Tally the lines below that contain "Contains". The number is the whole answer.

** START Dataset entries **

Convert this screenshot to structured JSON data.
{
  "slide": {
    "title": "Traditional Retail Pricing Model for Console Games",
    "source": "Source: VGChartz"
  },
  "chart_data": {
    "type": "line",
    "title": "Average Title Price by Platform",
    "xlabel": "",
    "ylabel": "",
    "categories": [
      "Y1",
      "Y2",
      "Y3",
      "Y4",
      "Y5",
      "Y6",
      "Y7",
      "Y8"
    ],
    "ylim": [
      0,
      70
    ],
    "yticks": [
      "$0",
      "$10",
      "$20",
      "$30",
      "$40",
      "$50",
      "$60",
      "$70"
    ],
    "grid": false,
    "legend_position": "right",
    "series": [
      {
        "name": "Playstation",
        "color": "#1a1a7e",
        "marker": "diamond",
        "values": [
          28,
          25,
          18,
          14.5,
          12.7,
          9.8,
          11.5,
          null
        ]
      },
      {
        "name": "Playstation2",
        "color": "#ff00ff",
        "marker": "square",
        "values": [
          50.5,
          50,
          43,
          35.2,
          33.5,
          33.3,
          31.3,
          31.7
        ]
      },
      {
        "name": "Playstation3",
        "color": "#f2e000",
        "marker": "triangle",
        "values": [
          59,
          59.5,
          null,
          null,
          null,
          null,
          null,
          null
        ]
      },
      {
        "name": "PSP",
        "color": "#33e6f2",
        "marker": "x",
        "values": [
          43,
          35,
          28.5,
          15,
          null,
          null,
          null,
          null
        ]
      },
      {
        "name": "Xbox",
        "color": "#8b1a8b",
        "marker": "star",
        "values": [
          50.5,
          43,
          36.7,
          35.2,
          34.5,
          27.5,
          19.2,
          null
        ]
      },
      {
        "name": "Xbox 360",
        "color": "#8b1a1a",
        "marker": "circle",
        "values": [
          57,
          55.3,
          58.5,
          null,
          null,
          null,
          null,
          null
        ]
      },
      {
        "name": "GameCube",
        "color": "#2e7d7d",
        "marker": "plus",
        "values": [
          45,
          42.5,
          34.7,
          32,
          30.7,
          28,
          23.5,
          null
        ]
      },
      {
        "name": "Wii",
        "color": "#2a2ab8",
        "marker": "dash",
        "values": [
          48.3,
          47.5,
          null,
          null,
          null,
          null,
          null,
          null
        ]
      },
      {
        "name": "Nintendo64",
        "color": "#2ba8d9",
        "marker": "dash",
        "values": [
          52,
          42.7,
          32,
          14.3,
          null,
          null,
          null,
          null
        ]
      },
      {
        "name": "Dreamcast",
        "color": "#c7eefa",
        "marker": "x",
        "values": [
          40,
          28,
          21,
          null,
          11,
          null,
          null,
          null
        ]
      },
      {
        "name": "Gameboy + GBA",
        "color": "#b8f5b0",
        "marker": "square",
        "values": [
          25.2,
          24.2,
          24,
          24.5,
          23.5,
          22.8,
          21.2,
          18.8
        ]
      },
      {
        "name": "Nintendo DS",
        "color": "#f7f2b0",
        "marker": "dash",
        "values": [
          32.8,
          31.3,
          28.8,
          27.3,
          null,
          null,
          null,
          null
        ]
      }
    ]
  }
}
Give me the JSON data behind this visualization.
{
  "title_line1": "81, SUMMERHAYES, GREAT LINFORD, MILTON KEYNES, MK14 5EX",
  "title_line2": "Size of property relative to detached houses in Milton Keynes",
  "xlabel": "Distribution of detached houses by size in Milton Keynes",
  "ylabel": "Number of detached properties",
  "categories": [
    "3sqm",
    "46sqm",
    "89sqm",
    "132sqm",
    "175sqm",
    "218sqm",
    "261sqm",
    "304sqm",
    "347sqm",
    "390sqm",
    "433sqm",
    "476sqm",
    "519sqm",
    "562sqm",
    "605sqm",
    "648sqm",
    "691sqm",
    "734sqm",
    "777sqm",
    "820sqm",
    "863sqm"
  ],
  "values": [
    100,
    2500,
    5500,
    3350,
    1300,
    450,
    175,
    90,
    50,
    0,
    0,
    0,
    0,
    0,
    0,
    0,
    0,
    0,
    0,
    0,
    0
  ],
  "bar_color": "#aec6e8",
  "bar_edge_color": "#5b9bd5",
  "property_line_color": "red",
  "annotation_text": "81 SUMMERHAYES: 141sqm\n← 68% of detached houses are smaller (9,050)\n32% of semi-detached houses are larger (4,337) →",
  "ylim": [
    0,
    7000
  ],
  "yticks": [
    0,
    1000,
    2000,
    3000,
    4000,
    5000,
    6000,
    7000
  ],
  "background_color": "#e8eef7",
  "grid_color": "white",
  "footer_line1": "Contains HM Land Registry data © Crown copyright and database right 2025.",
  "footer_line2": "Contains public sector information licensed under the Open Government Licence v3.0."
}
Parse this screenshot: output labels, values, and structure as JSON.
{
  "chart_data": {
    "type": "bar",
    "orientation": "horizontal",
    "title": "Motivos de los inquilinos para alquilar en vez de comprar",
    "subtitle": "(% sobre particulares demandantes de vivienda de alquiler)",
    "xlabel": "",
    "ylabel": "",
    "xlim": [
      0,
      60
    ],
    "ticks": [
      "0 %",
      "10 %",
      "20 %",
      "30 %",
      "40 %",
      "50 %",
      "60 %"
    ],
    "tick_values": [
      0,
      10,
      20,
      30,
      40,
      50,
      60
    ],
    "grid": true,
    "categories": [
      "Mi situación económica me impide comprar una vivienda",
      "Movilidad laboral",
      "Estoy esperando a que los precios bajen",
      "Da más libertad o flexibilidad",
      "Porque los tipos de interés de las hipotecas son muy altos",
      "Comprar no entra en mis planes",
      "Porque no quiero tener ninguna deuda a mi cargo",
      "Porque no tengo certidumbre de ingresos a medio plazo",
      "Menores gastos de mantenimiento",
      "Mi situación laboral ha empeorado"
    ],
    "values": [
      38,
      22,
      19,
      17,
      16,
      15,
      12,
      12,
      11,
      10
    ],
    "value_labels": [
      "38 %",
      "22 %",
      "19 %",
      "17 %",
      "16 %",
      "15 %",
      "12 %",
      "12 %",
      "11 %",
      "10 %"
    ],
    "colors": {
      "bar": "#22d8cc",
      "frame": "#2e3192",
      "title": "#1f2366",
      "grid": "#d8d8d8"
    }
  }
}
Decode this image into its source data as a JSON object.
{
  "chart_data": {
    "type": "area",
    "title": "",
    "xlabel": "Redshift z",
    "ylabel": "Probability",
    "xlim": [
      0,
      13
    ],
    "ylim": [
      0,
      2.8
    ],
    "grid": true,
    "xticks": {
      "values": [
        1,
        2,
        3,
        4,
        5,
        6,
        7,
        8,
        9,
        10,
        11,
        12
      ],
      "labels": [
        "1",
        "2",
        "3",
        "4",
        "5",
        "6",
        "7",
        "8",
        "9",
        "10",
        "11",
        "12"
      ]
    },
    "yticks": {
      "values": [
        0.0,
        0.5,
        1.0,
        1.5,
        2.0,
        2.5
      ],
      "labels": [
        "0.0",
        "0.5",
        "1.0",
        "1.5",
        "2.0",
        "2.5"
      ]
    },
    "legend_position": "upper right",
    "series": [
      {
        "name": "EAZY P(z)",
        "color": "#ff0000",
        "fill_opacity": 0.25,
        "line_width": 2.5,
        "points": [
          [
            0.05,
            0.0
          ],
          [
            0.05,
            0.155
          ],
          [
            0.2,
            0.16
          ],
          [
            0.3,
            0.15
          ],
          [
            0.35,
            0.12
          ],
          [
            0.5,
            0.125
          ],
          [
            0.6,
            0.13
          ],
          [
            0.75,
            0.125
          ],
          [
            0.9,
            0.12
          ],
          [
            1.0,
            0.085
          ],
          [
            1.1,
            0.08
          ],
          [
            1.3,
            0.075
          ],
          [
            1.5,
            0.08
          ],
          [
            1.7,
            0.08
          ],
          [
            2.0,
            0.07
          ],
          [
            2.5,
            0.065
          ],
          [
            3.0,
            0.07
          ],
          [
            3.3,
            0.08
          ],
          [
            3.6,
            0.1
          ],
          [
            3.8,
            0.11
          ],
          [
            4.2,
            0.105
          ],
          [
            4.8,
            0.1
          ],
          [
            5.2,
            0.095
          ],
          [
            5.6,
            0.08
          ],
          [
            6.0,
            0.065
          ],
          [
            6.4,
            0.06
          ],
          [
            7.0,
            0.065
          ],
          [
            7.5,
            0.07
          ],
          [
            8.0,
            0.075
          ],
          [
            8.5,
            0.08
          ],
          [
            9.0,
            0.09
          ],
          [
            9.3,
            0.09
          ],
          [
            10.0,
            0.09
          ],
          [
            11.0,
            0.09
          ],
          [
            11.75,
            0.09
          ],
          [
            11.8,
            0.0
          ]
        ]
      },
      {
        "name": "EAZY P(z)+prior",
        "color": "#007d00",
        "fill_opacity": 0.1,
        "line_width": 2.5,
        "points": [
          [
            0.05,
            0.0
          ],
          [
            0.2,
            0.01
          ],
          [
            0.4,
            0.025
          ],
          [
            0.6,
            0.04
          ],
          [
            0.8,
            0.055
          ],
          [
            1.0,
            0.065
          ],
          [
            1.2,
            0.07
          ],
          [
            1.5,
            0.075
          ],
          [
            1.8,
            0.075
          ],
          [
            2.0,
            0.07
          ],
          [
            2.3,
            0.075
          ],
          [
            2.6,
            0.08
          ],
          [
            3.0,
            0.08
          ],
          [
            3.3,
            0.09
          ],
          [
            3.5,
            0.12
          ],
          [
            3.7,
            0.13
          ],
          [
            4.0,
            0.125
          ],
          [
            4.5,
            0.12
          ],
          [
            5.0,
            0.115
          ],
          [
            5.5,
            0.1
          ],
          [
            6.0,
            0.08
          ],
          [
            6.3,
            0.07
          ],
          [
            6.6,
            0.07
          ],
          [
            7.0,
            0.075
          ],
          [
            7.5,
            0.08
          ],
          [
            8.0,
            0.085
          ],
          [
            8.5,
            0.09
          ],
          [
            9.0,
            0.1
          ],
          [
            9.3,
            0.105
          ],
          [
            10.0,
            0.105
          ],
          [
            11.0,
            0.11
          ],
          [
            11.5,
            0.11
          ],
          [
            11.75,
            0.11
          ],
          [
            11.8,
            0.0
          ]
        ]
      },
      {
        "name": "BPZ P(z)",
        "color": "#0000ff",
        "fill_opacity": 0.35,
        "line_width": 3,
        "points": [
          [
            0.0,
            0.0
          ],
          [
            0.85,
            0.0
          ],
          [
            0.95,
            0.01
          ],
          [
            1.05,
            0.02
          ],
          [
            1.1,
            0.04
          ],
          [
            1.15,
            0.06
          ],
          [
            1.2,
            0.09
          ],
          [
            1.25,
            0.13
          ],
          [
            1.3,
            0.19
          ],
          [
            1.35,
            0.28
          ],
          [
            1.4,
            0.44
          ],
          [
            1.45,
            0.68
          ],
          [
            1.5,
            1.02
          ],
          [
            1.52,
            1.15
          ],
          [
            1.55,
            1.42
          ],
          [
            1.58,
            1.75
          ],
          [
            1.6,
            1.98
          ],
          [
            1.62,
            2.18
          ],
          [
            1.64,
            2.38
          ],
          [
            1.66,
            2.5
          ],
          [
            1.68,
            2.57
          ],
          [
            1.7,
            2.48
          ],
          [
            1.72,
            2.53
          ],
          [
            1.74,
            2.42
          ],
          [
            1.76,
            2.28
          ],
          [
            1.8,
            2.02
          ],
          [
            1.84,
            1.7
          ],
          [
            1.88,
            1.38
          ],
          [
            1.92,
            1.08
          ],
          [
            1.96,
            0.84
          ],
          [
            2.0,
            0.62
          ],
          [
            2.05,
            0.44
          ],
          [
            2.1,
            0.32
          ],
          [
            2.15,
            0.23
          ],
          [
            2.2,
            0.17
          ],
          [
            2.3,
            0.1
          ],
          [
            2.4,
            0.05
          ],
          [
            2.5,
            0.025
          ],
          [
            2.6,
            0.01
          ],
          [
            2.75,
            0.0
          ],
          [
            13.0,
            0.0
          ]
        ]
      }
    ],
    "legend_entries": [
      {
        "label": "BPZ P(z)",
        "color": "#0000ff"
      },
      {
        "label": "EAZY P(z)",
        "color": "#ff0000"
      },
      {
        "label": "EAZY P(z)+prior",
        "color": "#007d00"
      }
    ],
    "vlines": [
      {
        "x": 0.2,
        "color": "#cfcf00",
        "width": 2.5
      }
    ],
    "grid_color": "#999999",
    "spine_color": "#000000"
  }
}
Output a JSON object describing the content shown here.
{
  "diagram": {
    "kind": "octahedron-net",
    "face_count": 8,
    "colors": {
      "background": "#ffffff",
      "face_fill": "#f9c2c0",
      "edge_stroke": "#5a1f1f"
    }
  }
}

** END Dataset entries **

** Answer to this problem **
2